Provided data |
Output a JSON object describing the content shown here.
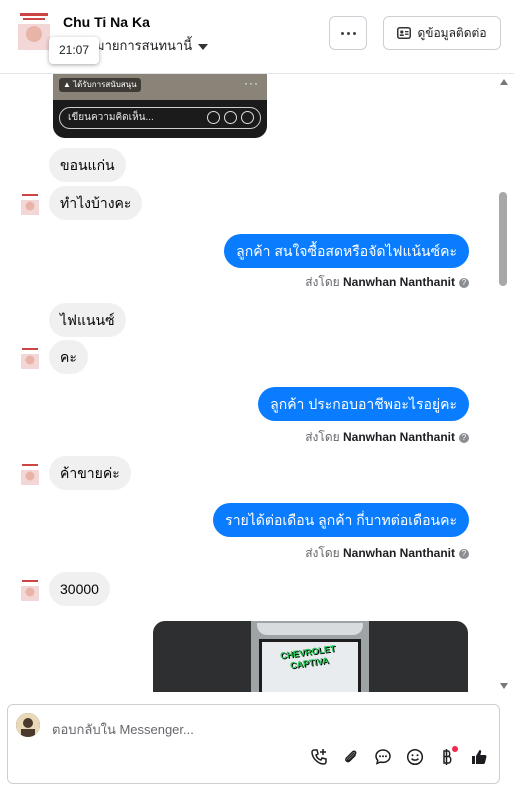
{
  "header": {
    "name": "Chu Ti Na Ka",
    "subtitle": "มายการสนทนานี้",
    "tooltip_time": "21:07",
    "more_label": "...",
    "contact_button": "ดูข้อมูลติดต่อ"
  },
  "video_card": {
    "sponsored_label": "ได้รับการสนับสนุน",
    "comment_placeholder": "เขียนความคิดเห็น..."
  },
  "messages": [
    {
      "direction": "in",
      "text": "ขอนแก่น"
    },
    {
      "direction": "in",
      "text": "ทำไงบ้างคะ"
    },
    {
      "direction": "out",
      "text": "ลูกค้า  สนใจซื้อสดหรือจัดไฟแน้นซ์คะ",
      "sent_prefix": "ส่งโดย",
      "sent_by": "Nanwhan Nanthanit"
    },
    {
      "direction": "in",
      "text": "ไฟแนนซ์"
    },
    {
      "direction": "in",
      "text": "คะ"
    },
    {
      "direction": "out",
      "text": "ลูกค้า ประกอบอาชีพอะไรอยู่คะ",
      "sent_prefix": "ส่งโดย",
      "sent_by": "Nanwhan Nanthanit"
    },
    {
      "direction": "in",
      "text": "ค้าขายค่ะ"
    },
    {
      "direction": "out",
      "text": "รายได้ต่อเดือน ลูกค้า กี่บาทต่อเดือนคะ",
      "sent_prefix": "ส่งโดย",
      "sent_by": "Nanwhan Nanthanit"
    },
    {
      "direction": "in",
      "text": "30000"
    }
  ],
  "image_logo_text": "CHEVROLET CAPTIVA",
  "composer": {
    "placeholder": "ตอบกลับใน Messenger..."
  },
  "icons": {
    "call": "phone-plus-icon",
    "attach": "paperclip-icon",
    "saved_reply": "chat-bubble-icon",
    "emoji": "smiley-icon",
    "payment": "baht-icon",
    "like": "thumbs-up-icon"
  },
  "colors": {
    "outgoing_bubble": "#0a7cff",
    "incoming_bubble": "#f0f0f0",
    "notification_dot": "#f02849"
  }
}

What the task requires |
Reproduce all of the data exactly, omitting each picture it holds.

Task response |
Output a JSON object describing the content shown here.
{
  "header": {
    "name": "Chu Ti Na Ka",
    "subtitle": "มายการสนทนานี้",
    "tooltip_time": "21:07",
    "more_label": "...",
    "contact_button": "ดูข้อมูลติดต่อ"
  },
  "video_card": {
    "sponsored_label": "ได้รับการสนับสนุน",
    "comment_placeholder": "เขียนความคิดเห็น..."
  },
  "messages": [
    {
      "direction": "in",
      "text": "ขอนแก่น"
    },
    {
      "direction": "in",
      "text": "ทำไงบ้างคะ"
    },
    {
      "direction": "out",
      "text": "ลูกค้า  สนใจซื้อสดหรือจัดไฟแน้นซ์คะ",
      "sent_prefix": "ส่งโดย",
      "sent_by": "Nanwhan Nanthanit"
    },
    {
      "direction": "in",
      "text": "ไฟแนนซ์"
    },
    {
      "direction": "in",
      "text": "คะ"
    },
    {
      "direction": "out",
      "text": "ลูกค้า ประกอบอาชีพอะไรอยู่คะ",
      "sent_prefix": "ส่งโดย",
      "sent_by": "Nanwhan Nanthanit"
    },
    {
      "direction": "in",
      "text": "ค้าขายค่ะ"
    },
    {
      "direction": "out",
      "text": "รายได้ต่อเดือน ลูกค้า กี่บาทต่อเดือนคะ",
      "sent_prefix": "ส่งโดย",
      "sent_by": "Nanwhan Nanthanit"
    },
    {
      "direction": "in",
      "text": "30000"
    }
  ],
  "image_logo_text": "CHEVROLET CAPTIVA",
  "composer": {
    "placeholder": "ตอบกลับใน Messenger..."
  },
  "icons": {
    "call": "phone-plus-icon",
    "attach": "paperclip-icon",
    "saved_reply": "chat-bubble-icon",
    "emoji": "smiley-icon",
    "payment": "baht-icon",
    "like": "thumbs-up-icon"
  },
  "colors": {
    "outgoing_bubble": "#0a7cff",
    "incoming_bubble": "#f0f0f0",
    "notification_dot": "#f02849"
  }
}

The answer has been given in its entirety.